▶ [Texto fornecido]
>>>

VAYESHEV

Posted on dezembro 13, 2022

VAYESHEV

Como Mudar o Mundo

Em seu Hilchot Teshuvá (Leis do Arrependimento), Moshe Maimônides faz uma das declarações mais poderosas da literatura religiosa. Tendo explicado que nós e o mundo somos julgados pela maioria de nossos atos, ele continua:

Portanto, devemos nos ver ao longo do ano como se nossas ações e as do mundo estivessem equilibradas entre boas e más, de modo que nosso próximo ato possa mudar tanto o equilíbrio de nossas vidas quanto o do mundo. [1]

Podemos fazer a diferença, e ela é potencialmente imensa. Essa deve ser a nossa mentalidade, sempre.

Poucas afirmações estão mais em desacordo com a forma como o mundo nos parece na maior parte do tempo. Cada um de nós sabe que existe apenas um de nós e que existem sete bilhões de outros no mundo hoje. Que diferença concebível podemos fazer? Não somos mais que uma onda no oceano, um grão de areia na beira do mar, pó na superfície do infinito. É concebível que com um ato possamos mudar a trajetória de nossa vida, sem falar na da humanidade como um todo? Nossa parashá nos diz que sim, é.

<<<

▶ [Enunciado a] De acordo com o texto sobre Vayeshev, em que obra Moshe Maimônides faz a declaração citada?

▶ [Registros disponíveis]
>>>

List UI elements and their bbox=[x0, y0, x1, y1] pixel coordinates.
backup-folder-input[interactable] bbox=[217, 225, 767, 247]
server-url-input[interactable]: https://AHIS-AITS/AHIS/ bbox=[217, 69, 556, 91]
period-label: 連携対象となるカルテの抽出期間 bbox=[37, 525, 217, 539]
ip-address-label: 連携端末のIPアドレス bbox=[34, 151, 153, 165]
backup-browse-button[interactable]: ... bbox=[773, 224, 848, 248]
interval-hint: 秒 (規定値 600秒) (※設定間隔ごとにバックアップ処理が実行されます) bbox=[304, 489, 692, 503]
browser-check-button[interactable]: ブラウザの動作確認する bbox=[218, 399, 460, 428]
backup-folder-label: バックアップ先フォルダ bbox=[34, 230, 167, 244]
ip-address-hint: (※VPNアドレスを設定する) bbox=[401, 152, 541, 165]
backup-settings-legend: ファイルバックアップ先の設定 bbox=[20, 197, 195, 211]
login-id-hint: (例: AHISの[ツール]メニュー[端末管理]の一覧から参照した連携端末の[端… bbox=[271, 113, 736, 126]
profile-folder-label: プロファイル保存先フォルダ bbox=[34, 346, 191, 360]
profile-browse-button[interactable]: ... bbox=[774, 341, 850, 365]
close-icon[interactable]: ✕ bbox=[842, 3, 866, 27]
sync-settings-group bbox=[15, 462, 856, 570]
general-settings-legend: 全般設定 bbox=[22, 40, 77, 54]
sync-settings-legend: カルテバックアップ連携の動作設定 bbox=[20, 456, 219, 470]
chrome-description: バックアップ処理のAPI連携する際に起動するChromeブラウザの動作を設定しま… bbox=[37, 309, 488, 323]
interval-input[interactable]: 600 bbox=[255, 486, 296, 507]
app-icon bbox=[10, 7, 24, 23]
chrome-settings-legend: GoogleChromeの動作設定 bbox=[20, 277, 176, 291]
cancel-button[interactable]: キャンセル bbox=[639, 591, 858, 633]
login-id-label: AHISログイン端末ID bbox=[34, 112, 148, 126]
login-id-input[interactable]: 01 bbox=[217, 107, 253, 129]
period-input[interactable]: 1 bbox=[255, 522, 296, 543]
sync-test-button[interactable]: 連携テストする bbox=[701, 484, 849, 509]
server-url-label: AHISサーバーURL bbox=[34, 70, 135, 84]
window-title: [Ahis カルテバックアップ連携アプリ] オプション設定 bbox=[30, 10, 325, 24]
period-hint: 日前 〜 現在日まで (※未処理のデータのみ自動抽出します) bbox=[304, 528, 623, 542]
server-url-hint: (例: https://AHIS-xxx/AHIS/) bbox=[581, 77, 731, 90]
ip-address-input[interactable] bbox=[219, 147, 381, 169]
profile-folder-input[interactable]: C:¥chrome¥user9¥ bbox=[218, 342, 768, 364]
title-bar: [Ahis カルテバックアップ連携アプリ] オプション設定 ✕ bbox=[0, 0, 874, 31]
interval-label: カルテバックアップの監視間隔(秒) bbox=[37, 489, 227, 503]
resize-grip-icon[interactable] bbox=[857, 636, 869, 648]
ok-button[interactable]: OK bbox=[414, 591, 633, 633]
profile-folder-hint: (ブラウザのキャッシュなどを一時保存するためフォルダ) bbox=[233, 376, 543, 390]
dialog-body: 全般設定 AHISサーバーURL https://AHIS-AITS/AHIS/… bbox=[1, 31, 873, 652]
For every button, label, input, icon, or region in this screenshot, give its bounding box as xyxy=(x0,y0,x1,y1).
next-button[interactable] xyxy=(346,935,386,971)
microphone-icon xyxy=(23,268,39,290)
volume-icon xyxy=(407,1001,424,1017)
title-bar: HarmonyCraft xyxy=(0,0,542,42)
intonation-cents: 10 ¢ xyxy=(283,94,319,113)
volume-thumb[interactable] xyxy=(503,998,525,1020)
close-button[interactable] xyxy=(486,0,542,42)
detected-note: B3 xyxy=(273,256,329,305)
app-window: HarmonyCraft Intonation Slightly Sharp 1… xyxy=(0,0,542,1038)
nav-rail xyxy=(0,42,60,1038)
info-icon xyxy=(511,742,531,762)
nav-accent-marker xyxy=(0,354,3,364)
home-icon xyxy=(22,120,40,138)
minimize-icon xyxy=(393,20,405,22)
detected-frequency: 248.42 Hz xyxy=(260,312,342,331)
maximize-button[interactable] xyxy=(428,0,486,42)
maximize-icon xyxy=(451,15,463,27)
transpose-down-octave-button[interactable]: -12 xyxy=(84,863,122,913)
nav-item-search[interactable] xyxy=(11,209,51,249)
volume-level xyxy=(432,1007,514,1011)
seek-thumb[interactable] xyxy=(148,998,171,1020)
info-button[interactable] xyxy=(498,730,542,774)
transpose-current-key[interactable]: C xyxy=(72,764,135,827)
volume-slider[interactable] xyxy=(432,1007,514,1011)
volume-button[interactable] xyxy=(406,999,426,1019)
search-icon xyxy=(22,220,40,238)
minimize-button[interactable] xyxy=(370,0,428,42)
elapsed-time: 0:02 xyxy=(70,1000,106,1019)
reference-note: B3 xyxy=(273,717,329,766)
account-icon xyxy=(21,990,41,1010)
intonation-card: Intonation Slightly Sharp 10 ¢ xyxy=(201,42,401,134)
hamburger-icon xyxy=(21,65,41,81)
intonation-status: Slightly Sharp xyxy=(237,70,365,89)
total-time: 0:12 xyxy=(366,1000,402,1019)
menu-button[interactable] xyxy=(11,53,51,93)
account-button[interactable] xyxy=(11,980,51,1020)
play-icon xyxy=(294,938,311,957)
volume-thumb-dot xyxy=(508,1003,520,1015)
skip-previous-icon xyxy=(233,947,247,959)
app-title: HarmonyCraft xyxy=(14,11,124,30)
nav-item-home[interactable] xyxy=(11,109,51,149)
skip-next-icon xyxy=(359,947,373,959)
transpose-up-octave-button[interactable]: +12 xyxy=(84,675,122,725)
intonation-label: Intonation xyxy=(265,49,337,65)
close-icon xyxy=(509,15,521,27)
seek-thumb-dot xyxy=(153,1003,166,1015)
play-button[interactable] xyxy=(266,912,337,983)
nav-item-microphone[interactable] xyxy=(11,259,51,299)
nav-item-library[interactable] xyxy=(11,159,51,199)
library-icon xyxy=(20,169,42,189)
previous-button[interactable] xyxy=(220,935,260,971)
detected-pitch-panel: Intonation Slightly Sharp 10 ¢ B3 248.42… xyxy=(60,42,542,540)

<<<

▶ [Enunciado b] Reproduza os registros desde o início até a linha que contém "profile-folder-label: プロファイル保存先フォルダ bbox=[34, 346, 191, 360]", inclusive, trocando "interactable" por "interativo" e mantendo todo o restante sem alteração.

▶ [Resposta redigida a] No Hilchot Teshuvá (Leis do Arrependimento).

▶ [Resposta redigida b]
List UI elements and their bbox=[x0, y0, x1, y1] pixel coordinates.
backup-folder-input[interativo] bbox=[217, 225, 767, 247]
server-url-input[interativo]: https://AHIS-AITS/AHIS/ bbox=[217, 69, 556, 91]
period-label: 連携対象となるカルテの抽出期間 bbox=[37, 525, 217, 539]
ip-address-label: 連携端末のIPアドレス bbox=[34, 151, 153, 165]
backup-browse-button[interativo]: ... bbox=[773, 224, 848, 248]
interval-hint: 秒 (規定値 600秒) (※設定間隔ごとにバックアップ処理が実行されます) bbox=[304, 489, 692, 503]
browser-check-button[interativo]: ブラウザの動作確認する bbox=[218, 399, 460, 428]
backup-folder-label: バックアップ先フォルダ bbox=[34, 230, 167, 244]
ip-address-hint: (※VPNアドレスを設定する) bbox=[401, 152, 541, 165]
backup-settings-legend: ファイルバックアップ先の設定 bbox=[20, 197, 195, 211]
login-id-hint: (例: AHISの[ツール]メニュー[端末管理]の一覧から参照した連携端末の[端… bbox=[271, 113, 736, 126]
profile-folder-label: プロファイル保存先フォルダ bbox=[34, 346, 191, 360]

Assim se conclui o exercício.